Problem to solve - Those lines of the following listing which contain the string "patients" should be returned.

Entries shown -
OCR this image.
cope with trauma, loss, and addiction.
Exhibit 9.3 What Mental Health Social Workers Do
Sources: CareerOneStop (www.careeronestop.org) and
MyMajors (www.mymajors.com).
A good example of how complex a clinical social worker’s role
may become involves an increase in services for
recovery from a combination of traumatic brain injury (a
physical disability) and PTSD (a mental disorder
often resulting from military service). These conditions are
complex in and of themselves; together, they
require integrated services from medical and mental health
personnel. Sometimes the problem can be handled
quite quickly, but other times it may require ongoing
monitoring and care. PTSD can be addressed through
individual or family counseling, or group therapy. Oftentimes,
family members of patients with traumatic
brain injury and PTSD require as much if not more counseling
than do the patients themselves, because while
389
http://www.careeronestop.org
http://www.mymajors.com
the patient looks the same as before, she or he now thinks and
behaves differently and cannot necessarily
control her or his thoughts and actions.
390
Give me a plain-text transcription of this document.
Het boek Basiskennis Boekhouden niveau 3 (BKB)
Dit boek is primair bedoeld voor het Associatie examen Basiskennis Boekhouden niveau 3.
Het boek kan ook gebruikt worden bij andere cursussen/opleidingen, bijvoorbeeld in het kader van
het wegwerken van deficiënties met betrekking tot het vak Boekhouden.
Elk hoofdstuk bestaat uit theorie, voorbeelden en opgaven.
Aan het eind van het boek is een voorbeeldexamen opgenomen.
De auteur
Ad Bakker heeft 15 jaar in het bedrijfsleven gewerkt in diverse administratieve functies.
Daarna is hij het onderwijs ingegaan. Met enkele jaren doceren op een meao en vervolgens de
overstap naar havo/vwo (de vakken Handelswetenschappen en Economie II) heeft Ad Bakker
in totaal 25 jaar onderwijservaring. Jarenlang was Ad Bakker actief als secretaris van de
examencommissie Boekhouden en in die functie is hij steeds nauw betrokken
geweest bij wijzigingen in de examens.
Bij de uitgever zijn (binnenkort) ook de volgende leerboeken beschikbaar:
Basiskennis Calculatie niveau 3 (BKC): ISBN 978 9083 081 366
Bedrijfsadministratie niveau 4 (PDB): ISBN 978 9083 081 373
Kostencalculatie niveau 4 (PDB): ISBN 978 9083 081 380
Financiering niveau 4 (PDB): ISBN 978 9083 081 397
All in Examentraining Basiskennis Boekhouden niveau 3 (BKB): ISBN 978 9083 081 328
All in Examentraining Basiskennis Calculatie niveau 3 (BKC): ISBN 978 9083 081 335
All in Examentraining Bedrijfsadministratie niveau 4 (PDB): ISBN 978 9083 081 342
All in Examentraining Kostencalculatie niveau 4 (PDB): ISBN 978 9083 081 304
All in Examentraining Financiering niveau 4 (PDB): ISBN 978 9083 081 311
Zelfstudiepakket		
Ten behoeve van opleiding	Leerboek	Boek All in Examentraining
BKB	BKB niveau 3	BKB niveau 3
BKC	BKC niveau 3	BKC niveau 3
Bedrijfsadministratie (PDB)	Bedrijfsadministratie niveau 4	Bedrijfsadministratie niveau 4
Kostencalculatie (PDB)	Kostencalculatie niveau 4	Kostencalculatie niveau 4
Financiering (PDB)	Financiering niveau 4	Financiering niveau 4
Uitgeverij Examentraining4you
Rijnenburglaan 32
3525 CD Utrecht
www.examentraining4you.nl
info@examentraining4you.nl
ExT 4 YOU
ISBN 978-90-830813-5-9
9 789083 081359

Written solution -
family members of patients with traumatic
than do the patients themselves, because while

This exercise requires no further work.